*WHAT IS NEEDED*
State how many lines hold the string "photons". Give the number and nothing else.

[Data tied to figure images]

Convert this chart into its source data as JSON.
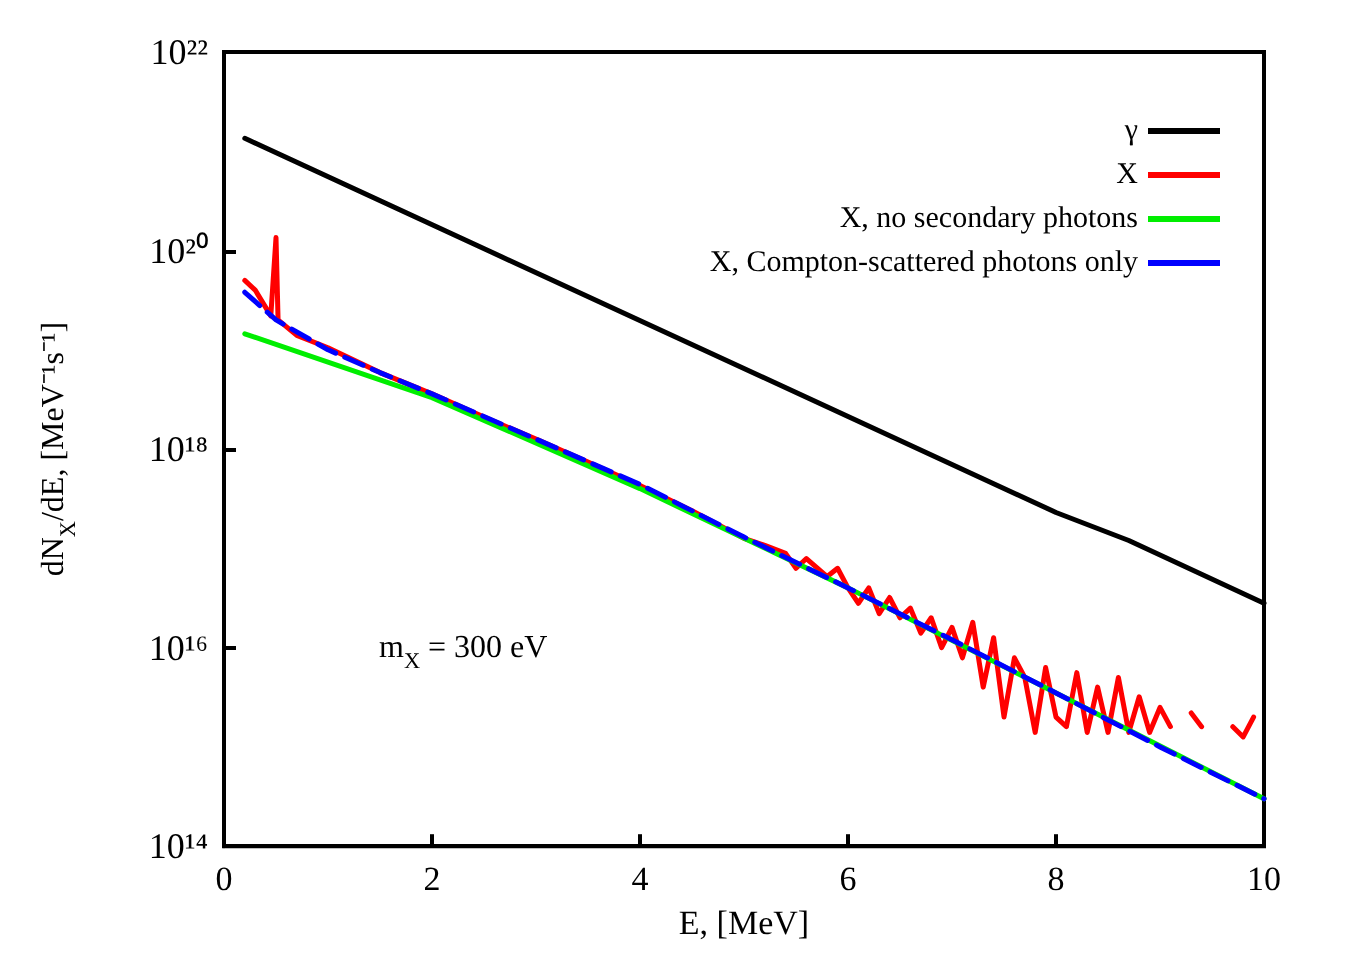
{
  "chart_data": {
    "type": "line",
    "xlabel": "E, [MeV]",
    "ylabel": "dN$_{X}$/dE, [MeV⁻¹s⁻¹]",
    "log": "y",
    "xlim": [
      0,
      10
    ],
    "xticks": [
      0,
      2,
      4,
      6,
      8,
      10
    ],
    "ylim": [
      100000000000000.0,
      1e+22
    ],
    "yticks": [
      {
        "value": 100000000000000.0,
        "label": "10¹⁴"
      },
      {
        "value": 1e+16,
        "label": "10¹⁶"
      },
      {
        "value": 1e+18,
        "label": "10¹⁸"
      },
      {
        "value": 1e+20,
        "label": "10²⁰"
      },
      {
        "value": 1e+22,
        "label": "10²²"
      }
    ],
    "grid": false,
    "legend": "top right",
    "marker": "none",
    "annotations": [
      "m$_{X}$ = 300 eV"
    ],
    "series": [
      {
        "name": "γ",
        "color": "#000000",
        "x": [
          0.2,
          8,
          8.7,
          10
        ],
        "values": [
          1.35e+21,
          2.3e+17,
          1.2e+17,
          2.8e+16
        ]
      },
      {
        "name": "X",
        "color": "#ff0000",
        "x": [
          0.2,
          0.3,
          0.45,
          0.5,
          0.52,
          0.7,
          1,
          1.5,
          2,
          2.5,
          3,
          3.5,
          4,
          4.5,
          5,
          5.2,
          5.4,
          5.5,
          5.6,
          5.8,
          5.9,
          6,
          6.1,
          6.2,
          6.3,
          6.4,
          6.5,
          6.6,
          6.7,
          6.8,
          6.9,
          7,
          7.1,
          7.2,
          7.3,
          7.4,
          7.5,
          7.6,
          7.7,
          7.8,
          7.9,
          8,
          8.1,
          8.2,
          8.3,
          8.4,
          8.5,
          8.6,
          8.7,
          8.8,
          8.9,
          9,
          9.1,
          9.2,
          9.3,
          9.4,
          9.5,
          9.7,
          9.8,
          9.9
        ],
        "values": [
          5e+19,
          4e+19,
          2.2e+19,
          1.35e+20,
          2e+19,
          1.4e+19,
          1.05e+19,
          5.9e+18,
          3.6e+18,
          2.1e+18,
          1.26e+18,
          7.4e+17,
          4.3e+17,
          2.4e+17,
          1.26e+17,
          1.07e+17,
          8.9e+16,
          6.3e+16,
          7.9e+16,
          5.2e+16,
          6.3e+16,
          4e+16,
          2.8e+16,
          4e+16,
          2.2e+16,
          3.2e+16,
          2e+16,
          2.5e+16,
          1.4e+16,
          2e+16,
          1e+16,
          1.6e+16,
          7900000000000000.0,
          1.8e+16,
          4000000000000000.0,
          1.26e+16,
          2000000000000000.0,
          7900000000000000.0,
          5000000000000000.0,
          1400000000000000.0,
          6300000000000000.0,
          2000000000000000.0,
          1600000000000000.0,
          5600000000000000.0,
          1400000000000000.0,
          4000000000000000.0,
          1400000000000000.0,
          5000000000000000.0,
          1400000000000000.0,
          3200000000000000.0,
          1400000000000000.0,
          2500000000000000.0,
          1600000000000000.0,
          null,
          2200000000000000.0,
          1600000000000000.0,
          null,
          1600000000000000.0,
          1260000000000000.0,
          2000000000000000.0
        ]
      },
      {
        "name": "X, no secondary photons",
        "color": "#00ee00",
        "x": [
          0.2,
          2,
          4,
          6,
          8,
          10
        ],
        "values": [
          1.45e+19,
          3.3e+18,
          4e+17,
          4e+16,
          3500000000000000.0,
          300000000000000.0
        ]
      },
      {
        "name": "X, Compton-scattered photons only",
        "color": "#0000ff",
        "line_style": "dashed",
        "x": [
          0.2,
          0.5,
          1,
          1.5,
          2,
          3,
          4,
          5,
          6,
          7,
          8,
          9,
          10
        ],
        "values": [
          3.8e+19,
          2e+19,
          1e+19,
          5.9e+18,
          3.6e+18,
          1.26e+18,
          4.4e+17,
          1.3e+17,
          4e+16,
          1.2e+16,
          3500000000000000.0,
          1000000000000000.0,
          300000000000000.0
        ]
      }
    ]
  }
}
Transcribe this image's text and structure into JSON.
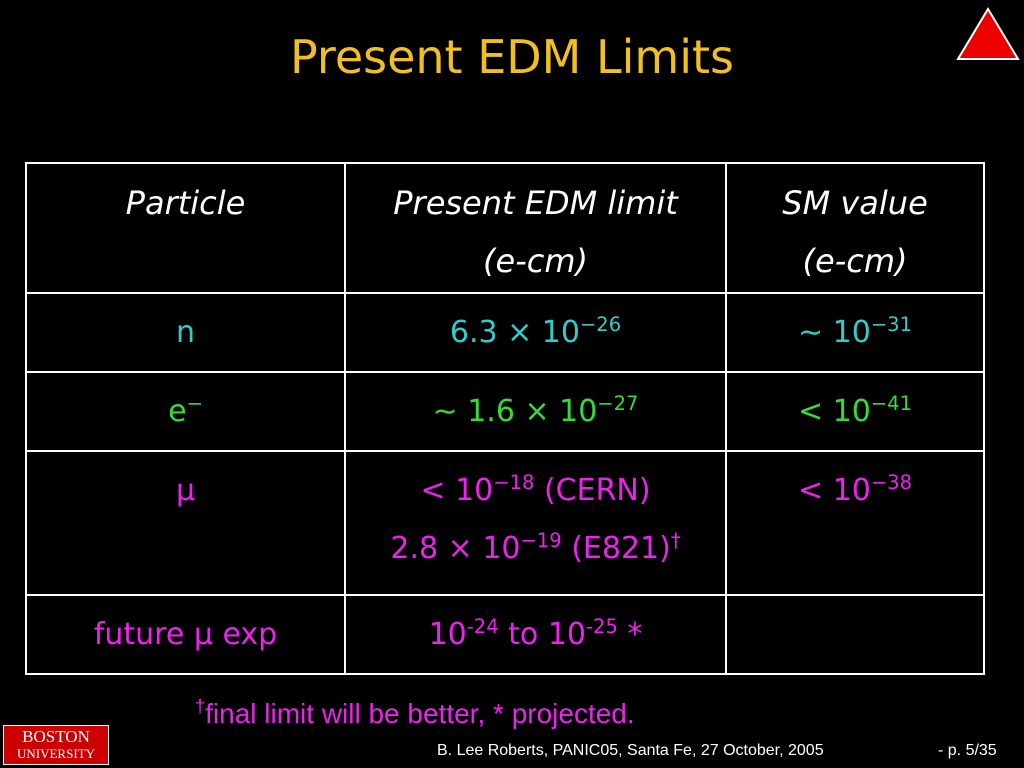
{
  "header": {
    "title": "Present EDM Limits"
  },
  "table": {
    "header_rows": [
      [
        [
          [
            {
              "text": "Particle"
            }
          ]
        ],
        [
          [
            {
              "text": "Present EDM limit"
            }
          ],
          [
            {
              "text": "(e-cm)"
            }
          ]
        ],
        [
          [
            {
              "text": "SM value"
            }
          ],
          [
            {
              "text": "(e-cm)"
            }
          ]
        ]
      ]
    ],
    "rows": [
      {
        "color": "#33cccc",
        "cells": [
          [
            [
              {
                "text": "n"
              }
            ]
          ],
          [
            [
              {
                "text": "6.3 × 10"
              },
              {
                "sup": "−26"
              }
            ]
          ],
          [
            [
              {
                "text": "∼ 10"
              },
              {
                "sup": "−31"
              }
            ]
          ]
        ]
      },
      {
        "color": "#33dd33",
        "cells": [
          [
            [
              {
                "text": "e"
              },
              {
                "sup": "−"
              }
            ]
          ],
          [
            [
              {
                "text": "∼ 1.6 × 10"
              },
              {
                "sup": "−27"
              }
            ]
          ],
          [
            [
              {
                "text": "< 10"
              },
              {
                "sup": "−41"
              }
            ]
          ]
        ]
      },
      {
        "color": "#ee22ee",
        "cells": [
          [
            [
              {
                "text": "μ"
              }
            ]
          ],
          [
            [
              {
                "text": "< 10"
              },
              {
                "sup": "−18"
              },
              {
                "text": " (CERN)"
              }
            ],
            [
              {
                "text": "2.8 × 10"
              },
              {
                "sup": "−19"
              },
              {
                "text": " (E821)"
              },
              {
                "sup": "†"
              }
            ]
          ],
          [
            [
              {
                "text": "< 10"
              },
              {
                "sup": "−38"
              }
            ]
          ]
        ]
      },
      {
        "color": "#ee22ee",
        "cells": [
          [
            [
              {
                "text": "future μ exp"
              }
            ]
          ],
          [
            [
              {
                "text": "10"
              },
              {
                "sup": "-24"
              },
              {
                "text": " to 10"
              },
              {
                "sup": "-25"
              },
              {
                "text": " *"
              }
            ]
          ],
          []
        ]
      }
    ]
  },
  "footnote": [
    {
      "sup": "†"
    },
    {
      "text": "final limit will be better,  * projected."
    }
  ],
  "footer": {
    "citation": "B. Lee Roberts, PANIC05, Santa Fe, 27 October, 2005",
    "page": "- p. 5/35"
  },
  "logo": {
    "line1": "BOSTON",
    "line2": "UNIVERSITY"
  }
}
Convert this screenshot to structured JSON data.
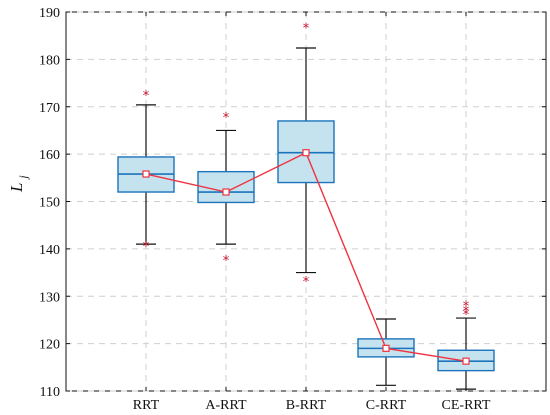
{
  "chart_data": {
    "type": "box",
    "title": "",
    "xlabel": "",
    "ylabel": "L",
    "ylabel_subscript": "j",
    "ylim": [
      110,
      190
    ],
    "yticks": [
      110,
      120,
      130,
      140,
      150,
      160,
      170,
      180,
      190
    ],
    "grid": true,
    "categories": [
      "RRT",
      "A-RRT",
      "B-RRT",
      "C-RRT",
      "CE-RRT"
    ],
    "series": [
      {
        "type": "box",
        "whisker_low": [
          141,
          141,
          135,
          111.2,
          110.4
        ],
        "q1": [
          152,
          149.8,
          154,
          117.2,
          114.3
        ],
        "median": [
          155.8,
          152,
          160.3,
          119,
          116.3
        ],
        "q3": [
          159.4,
          156.3,
          167,
          121,
          118.6
        ],
        "whisker_high": [
          170.4,
          165,
          182.4,
          125.2,
          125.4
        ],
        "outliers": [
          [
            172.5,
            140.6
          ],
          [
            167.8,
            137.7
          ],
          [
            186.7,
            133.2
          ],
          [],
          [
            126.3,
            127,
            128.1
          ]
        ]
      },
      {
        "type": "line",
        "values": [
          155.8,
          152,
          160.3,
          119,
          116.3
        ]
      }
    ],
    "colors": {
      "box_fill": "#c5e3ef",
      "box_edge": "#1c74bc",
      "whisker": "#111111",
      "outlier": "#c8102e",
      "mean_line": "#ef3340",
      "grid": "#cfcfcf",
      "axis": "#111111"
    }
  }
}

*FULL RESPONSE*
2